* _WRITTEN REQUEST_
Each entry below is to be printed verbatim.

-- START RECORDS FOR THIS EXERCISE --

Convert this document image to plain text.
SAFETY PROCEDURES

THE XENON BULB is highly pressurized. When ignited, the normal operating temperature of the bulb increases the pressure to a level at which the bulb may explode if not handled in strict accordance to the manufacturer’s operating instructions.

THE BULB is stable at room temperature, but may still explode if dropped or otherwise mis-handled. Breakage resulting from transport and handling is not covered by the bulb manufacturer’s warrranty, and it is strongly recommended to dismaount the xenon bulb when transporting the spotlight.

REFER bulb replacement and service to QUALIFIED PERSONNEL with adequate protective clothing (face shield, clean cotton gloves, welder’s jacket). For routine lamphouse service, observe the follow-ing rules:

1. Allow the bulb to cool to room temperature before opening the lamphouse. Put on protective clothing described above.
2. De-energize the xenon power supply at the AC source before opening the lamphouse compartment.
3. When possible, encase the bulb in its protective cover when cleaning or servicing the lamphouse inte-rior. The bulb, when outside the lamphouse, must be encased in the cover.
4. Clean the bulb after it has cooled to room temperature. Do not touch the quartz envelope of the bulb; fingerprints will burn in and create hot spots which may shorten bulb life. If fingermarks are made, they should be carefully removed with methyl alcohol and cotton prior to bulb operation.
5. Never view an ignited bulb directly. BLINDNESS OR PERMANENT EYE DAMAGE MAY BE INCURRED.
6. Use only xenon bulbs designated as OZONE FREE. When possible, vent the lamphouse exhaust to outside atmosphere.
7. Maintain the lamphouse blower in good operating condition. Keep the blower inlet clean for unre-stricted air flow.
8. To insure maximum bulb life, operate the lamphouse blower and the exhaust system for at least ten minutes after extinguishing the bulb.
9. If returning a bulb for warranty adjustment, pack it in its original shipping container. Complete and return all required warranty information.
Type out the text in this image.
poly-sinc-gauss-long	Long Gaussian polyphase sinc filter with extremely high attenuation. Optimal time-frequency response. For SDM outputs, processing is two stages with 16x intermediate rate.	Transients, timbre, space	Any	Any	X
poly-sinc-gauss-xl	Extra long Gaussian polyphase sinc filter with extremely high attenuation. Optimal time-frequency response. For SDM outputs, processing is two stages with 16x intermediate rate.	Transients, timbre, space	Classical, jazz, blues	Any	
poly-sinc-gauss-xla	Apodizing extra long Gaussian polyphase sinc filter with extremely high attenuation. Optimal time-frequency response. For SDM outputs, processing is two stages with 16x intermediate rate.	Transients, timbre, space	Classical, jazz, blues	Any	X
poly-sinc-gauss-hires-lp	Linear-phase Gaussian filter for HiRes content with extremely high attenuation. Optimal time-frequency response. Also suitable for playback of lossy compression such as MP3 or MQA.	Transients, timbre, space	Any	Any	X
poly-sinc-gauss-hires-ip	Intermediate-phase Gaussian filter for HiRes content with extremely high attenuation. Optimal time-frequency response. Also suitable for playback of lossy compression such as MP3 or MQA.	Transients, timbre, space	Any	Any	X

-- END RECORDS FOR THIS EXERCISE --

* _TASK RESULT_
Convert this document image to plain text.
SAFETY PROCEDURES

THE XENON BULB is highly pressurized. When ignited, the normal operating temperature of the bulb increases the pressure to a level at which the bulb may explode if not handled in strict accordance to the manufacturer’s operating instructions.

THE BULB is stable at room temperature, but may still explode if dropped or otherwise mis-handled. Breakage resulting from transport and handling is not covered by the bulb manufacturer’s warrranty, and it is strongly recommended to dismaount the xenon bulb when transporting the spotlight.

REFER bulb replacement and service to QUALIFIED PERSONNEL with adequate protective clothing (face shield, clean cotton gloves, welder’s jacket). For routine lamphouse service, observe the follow-ing rules:

1. Allow the bulb to cool to room temperature before opening the lamphouse. Put on protective clothing described above.
2. De-energize the xenon power supply at the AC source before opening the lamphouse compartment.
3. When possible, encase the bulb in its protective cover when cleaning or servicing the lamphouse inte-rior. The bulb, when outside the lamphouse, must be encased in the cover.
4. Clean the bulb after it has cooled to room temperature. Do not touch the quartz envelope of the bulb; fingerprints will burn in and create hot spots which may shorten bulb life. If fingermarks are made, they should be carefully removed with methyl alcohol and cotton prior to bulb operation.
5. Never view an ignited bulb directly. BLINDNESS OR PERMANENT EYE DAMAGE MAY BE INCURRED.
6. Use only xenon bulbs designated as OZONE FREE. When possible, vent the lamphouse exhaust to outside atmosphere.
7. Maintain the lamphouse blower in good operating condition. Keep the blower inlet clean for unre-stricted air flow.
8. To insure maximum bulb life, operate the lamphouse blower and the exhaust system for at least ten minutes after extinguishing the bulb.
9. If returning a bulb for warranty adjustment, pack it in its original shipping container. Complete and return all required warranty information.
Type out the text in this image.
poly-sinc-gauss-long	Long Gaussian polyphase sinc filter with extremely high attenuation. Optimal time-frequency response. For SDM outputs, processing is two stages with 16x intermediate rate.	Transients, timbre, space	Any	Any	X
poly-sinc-gauss-xl	Extra long Gaussian polyphase sinc filter with extremely high attenuation. Optimal time-frequency response. For SDM outputs, processing is two stages with 16x intermediate rate.	Transients, timbre, space	Classical, jazz, blues	Any	
poly-sinc-gauss-xla	Apodizing extra long Gaussian polyphase sinc filter with extremely high attenuation. Optimal time-frequency response. For SDM outputs, processing is two stages with 16x intermediate rate.	Transients, timbre, space	Classical, jazz, blues	Any	X
poly-sinc-gauss-hires-lp	Linear-phase Gaussian filter for HiRes content with extremely high attenuation. Optimal time-frequency response. Also suitable for playback of lossy compression such as MP3 or MQA.	Transients, timbre, space	Any	Any	X
poly-sinc-gauss-hires-ip	Intermediate-phase Gaussian filter for HiRes content with extremely high attenuation. Optimal time-frequency response. Also suitable for playback of lossy compression such as MP3 or MQA.	Transients, timbre, space	Any	Any	X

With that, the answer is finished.